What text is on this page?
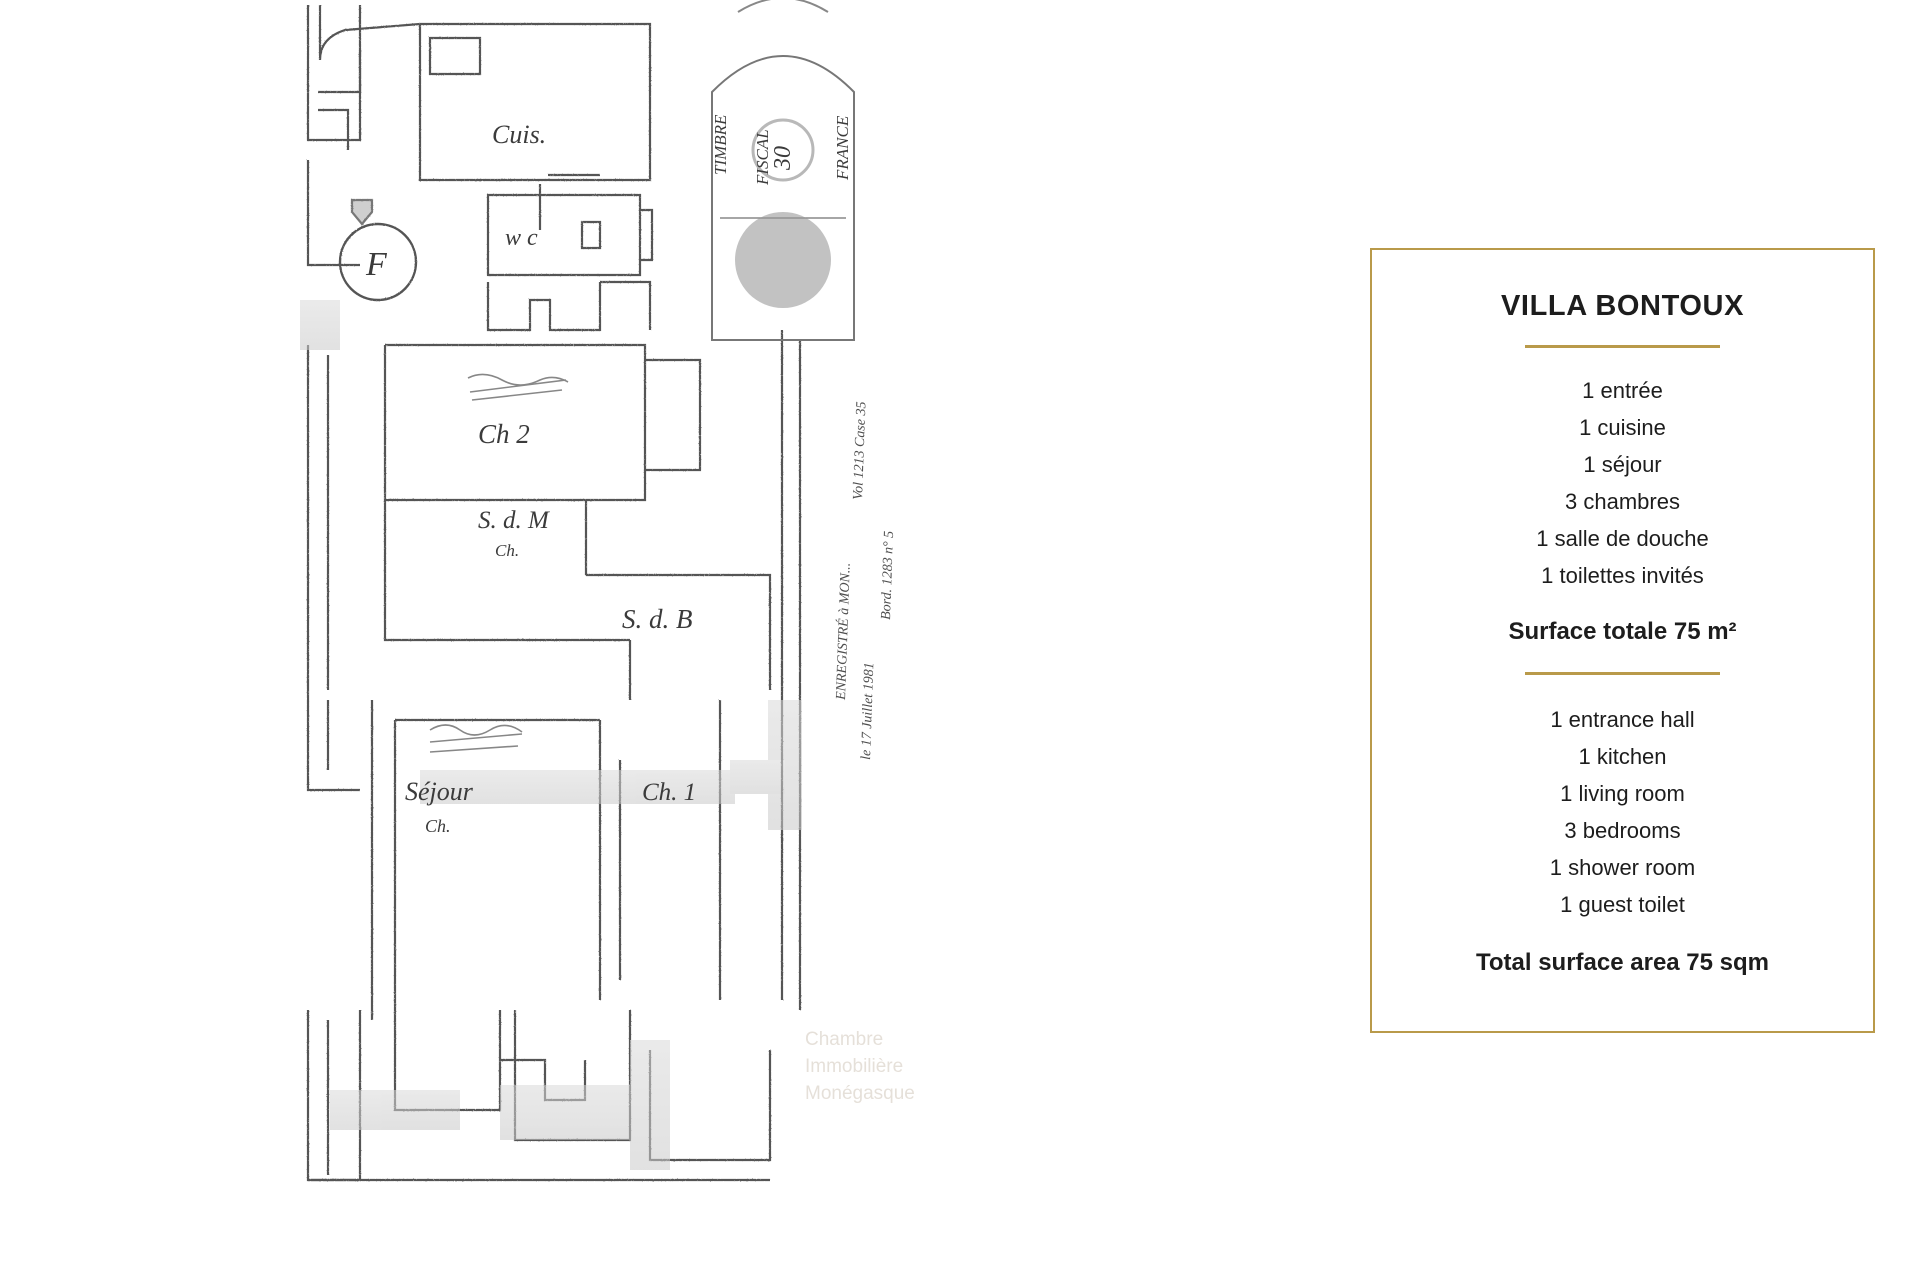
TIMBRE FISCAL	FRANCE
30
Cuis.
w c
Ch 2
S. d. M
Ch.
S. d. B
Séjour
Ch.
Ch. 1
F
ENREGISTRÉ à MON...
le 17 Juillet 1981
Vol 1213 Case 35
Bord. 1283 n° 5
Chambre
Immobilière
Monégasque
VILLA BONTOUX
1 entrée
1 cuisine
1 séjour
3 chambres
1 salle de douche
1 toilettes invités
Surface totale 75 m²
1 entrance hall
1 kitchen
1 living room
3 bedrooms
1 shower room
1 guest toilet
Total surface area 75 sqm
○ ○ ○ ○ ○ ○ ○
### DO THIS
The records above must be printed exactly; the pictures stay out.

### PROBLEM SOLUTION
What text is on this page?
TIMBRE FISCAL	FRANCE
30
Cuis.
w c
Ch 2
S. d. M
Ch.
S. d. B
Séjour
Ch.
Ch. 1
F
ENREGISTRÉ à MON...
le 17 Juillet 1981
Vol 1213 Case 35
Bord. 1283 n° 5
Chambre
Immobilière
Monégasque
VILLA BONTOUX
1 entrée
1 cuisine
1 séjour
3 chambres
1 salle de douche
1 toilettes invités
Surface totale 75 m²
1 entrance hall
1 kitchen
1 living room
3 bedrooms
1 shower room
1 guest toilet
Total surface area 75 sqm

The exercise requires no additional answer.